### What you have to do
Write out every line of the material exactly as it appears.

┌─ Supplied material

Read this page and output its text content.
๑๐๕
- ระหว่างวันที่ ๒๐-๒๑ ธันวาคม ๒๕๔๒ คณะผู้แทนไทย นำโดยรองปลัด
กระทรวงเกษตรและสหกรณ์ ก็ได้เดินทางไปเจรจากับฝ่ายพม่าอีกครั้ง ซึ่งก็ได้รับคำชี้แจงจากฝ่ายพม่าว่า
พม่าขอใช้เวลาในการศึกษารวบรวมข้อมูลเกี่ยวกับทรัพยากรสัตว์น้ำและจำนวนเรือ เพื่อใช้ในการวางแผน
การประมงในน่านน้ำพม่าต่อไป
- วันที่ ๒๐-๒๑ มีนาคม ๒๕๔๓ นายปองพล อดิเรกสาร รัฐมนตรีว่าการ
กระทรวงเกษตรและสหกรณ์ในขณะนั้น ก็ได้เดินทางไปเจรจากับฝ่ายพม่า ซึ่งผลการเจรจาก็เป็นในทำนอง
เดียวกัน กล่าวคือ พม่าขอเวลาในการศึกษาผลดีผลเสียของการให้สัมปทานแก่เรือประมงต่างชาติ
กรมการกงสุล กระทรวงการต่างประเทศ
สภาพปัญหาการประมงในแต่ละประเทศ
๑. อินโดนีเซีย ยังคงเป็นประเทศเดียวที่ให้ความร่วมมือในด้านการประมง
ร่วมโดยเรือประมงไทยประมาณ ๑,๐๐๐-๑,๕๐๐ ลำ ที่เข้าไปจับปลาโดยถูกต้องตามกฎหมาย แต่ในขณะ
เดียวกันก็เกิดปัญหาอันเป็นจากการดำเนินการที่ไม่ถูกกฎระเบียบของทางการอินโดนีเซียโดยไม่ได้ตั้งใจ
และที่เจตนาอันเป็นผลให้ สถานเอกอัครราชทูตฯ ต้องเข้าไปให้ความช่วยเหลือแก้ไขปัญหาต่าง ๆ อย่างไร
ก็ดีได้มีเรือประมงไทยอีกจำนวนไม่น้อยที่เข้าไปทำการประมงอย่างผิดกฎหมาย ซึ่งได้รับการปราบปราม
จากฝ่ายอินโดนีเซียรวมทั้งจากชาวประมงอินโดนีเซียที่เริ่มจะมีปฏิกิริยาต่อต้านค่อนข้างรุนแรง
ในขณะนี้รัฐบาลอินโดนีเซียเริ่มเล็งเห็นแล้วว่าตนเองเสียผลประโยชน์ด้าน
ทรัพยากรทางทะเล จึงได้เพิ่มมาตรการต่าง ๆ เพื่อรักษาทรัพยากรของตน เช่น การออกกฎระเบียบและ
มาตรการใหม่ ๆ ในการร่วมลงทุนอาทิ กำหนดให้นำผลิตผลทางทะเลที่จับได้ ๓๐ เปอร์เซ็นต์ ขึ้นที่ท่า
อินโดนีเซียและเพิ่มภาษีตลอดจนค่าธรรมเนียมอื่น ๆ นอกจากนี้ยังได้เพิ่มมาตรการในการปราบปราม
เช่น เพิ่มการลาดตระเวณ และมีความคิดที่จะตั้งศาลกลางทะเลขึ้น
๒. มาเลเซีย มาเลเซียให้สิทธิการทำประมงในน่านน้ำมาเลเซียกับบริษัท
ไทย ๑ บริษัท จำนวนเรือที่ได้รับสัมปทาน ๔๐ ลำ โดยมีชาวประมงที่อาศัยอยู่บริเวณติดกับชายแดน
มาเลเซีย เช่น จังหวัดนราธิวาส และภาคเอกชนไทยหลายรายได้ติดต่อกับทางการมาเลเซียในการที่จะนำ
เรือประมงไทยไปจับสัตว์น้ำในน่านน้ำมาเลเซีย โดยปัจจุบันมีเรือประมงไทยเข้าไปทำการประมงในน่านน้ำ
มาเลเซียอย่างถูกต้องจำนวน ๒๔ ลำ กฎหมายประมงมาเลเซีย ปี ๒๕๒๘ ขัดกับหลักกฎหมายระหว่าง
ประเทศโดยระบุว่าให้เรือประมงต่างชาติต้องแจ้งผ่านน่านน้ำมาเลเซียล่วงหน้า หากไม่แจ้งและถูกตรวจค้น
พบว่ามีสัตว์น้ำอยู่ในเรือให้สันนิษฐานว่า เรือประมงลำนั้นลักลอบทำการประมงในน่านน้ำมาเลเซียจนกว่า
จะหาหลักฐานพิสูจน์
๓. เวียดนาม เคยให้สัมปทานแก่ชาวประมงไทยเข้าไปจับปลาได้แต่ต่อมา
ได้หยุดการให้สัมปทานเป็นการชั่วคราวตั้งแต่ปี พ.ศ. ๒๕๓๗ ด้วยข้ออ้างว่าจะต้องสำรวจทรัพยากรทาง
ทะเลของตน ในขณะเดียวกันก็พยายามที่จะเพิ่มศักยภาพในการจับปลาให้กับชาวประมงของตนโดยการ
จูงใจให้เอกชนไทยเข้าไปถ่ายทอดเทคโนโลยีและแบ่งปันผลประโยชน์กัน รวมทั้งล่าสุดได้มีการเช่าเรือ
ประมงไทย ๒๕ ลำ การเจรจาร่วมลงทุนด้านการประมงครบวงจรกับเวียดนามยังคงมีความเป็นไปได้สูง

└─

### Finished answer
Read this page and output its text content.
๑๐๕
- ระหว่างวันที่ ๒๐-๒๑ ธันวาคม ๒๕๔๒ คณะผู้แทนไทย นำโดยรองปลัด
กระทรวงเกษตรและสหกรณ์ ก็ได้เดินทางไปเจรจากับฝ่ายพม่าอีกครั้ง ซึ่งก็ได้รับคำชี้แจงจากฝ่ายพม่าว่า
พม่าขอใช้เวลาในการศึกษารวบรวมข้อมูลเกี่ยวกับทรัพยากรสัตว์น้ำและจำนวนเรือ เพื่อใช้ในการวางแผน
การประมงในน่านน้ำพม่าต่อไป
- วันที่ ๒๐-๒๑ มีนาคม ๒๕๔๓ นายปองพล อดิเรกสาร รัฐมนตรีว่าการ
กระทรวงเกษตรและสหกรณ์ในขณะนั้น ก็ได้เดินทางไปเจรจากับฝ่ายพม่า ซึ่งผลการเจรจาก็เป็นในทำนอง
เดียวกัน กล่าวคือ พม่าขอเวลาในการศึกษาผลดีผลเสียของการให้สัมปทานแก่เรือประมงต่างชาติ
กรมการกงสุล กระทรวงการต่างประเทศ
สภาพปัญหาการประมงในแต่ละประเทศ
๑. อินโดนีเซีย ยังคงเป็นประเทศเดียวที่ให้ความร่วมมือในด้านการประมง
ร่วมโดยเรือประมงไทยประมาณ ๑,๐๐๐-๑,๕๐๐ ลำ ที่เข้าไปจับปลาโดยถูกต้องตามกฎหมาย แต่ในขณะ
เดียวกันก็เกิดปัญหาอันเป็นจากการดำเนินการที่ไม่ถูกกฎระเบียบของทางการอินโดนีเซียโดยไม่ได้ตั้งใจ
และที่เจตนาอันเป็นผลให้ สถานเอกอัครราชทูตฯ ต้องเข้าไปให้ความช่วยเหลือแก้ไขปัญหาต่าง ๆ อย่างไร
ก็ดีได้มีเรือประมงไทยอีกจำนวนไม่น้อยที่เข้าไปทำการประมงอย่างผิดกฎหมาย ซึ่งได้รับการปราบปราม
จากฝ่ายอินโดนีเซียรวมทั้งจากชาวประมงอินโดนีเซียที่เริ่มจะมีปฏิกิริยาต่อต้านค่อนข้างรุนแรง
ในขณะนี้รัฐบาลอินโดนีเซียเริ่มเล็งเห็นแล้วว่าตนเองเสียผลประโยชน์ด้าน
ทรัพยากรทางทะเล จึงได้เพิ่มมาตรการต่าง ๆ เพื่อรักษาทรัพยากรของตน เช่น การออกกฎระเบียบและ
มาตรการใหม่ ๆ ในการร่วมลงทุนอาทิ กำหนดให้นำผลิตผลทางทะเลที่จับได้ ๓๐ เปอร์เซ็นต์ ขึ้นที่ท่า
อินโดนีเซียและเพิ่มภาษีตลอดจนค่าธรรมเนียมอื่น ๆ นอกจากนี้ยังได้เพิ่มมาตรการในการปราบปราม
เช่น เพิ่มการลาดตระเวณ และมีความคิดที่จะตั้งศาลกลางทะเลขึ้น
๒. มาเลเซีย มาเลเซียให้สิทธิการทำประมงในน่านน้ำมาเลเซียกับบริษัท
ไทย ๑ บริษัท จำนวนเรือที่ได้รับสัมปทาน ๔๐ ลำ โดยมีชาวประมงที่อาศัยอยู่บริเวณติดกับชายแดน
มาเลเซีย เช่น จังหวัดนราธิวาส และภาคเอกชนไทยหลายรายได้ติดต่อกับทางการมาเลเซียในการที่จะนำ
เรือประมงไทยไปจับสัตว์น้ำในน่านน้ำมาเลเซีย โดยปัจจุบันมีเรือประมงไทยเข้าไปทำการประมงในน่านน้ำ
มาเลเซียอย่างถูกต้องจำนวน ๒๔ ลำ กฎหมายประมงมาเลเซีย ปี ๒๕๒๘ ขัดกับหลักกฎหมายระหว่าง
ประเทศโดยระบุว่าให้เรือประมงต่างชาติต้องแจ้งผ่านน่านน้ำมาเลเซียล่วงหน้า หากไม่แจ้งและถูกตรวจค้น
พบว่ามีสัตว์น้ำอยู่ในเรือให้สันนิษฐานว่า เรือประมงลำนั้นลักลอบทำการประมงในน่านน้ำมาเลเซียจนกว่า
จะหาหลักฐานพิสูจน์
๓. เวียดนาม เคยให้สัมปทานแก่ชาวประมงไทยเข้าไปจับปลาได้แต่ต่อมา
ได้หยุดการให้สัมปทานเป็นการชั่วคราวตั้งแต่ปี พ.ศ. ๒๕๓๗ ด้วยข้ออ้างว่าจะต้องสำรวจทรัพยากรทาง
ทะเลของตน ในขณะเดียวกันก็พยายามที่จะเพิ่มศักยภาพในการจับปลาให้กับชาวประมงของตนโดยการ
จูงใจให้เอกชนไทยเข้าไปถ่ายทอดเทคโนโลยีและแบ่งปันผลประโยชน์กัน รวมทั้งล่าสุดได้มีการเช่าเรือ
ประมงไทย ๒๕ ลำ การเจรจาร่วมลงทุนด้านการประมงครบวงจรกับเวียดนามยังคงมีความเป็นไปได้สูง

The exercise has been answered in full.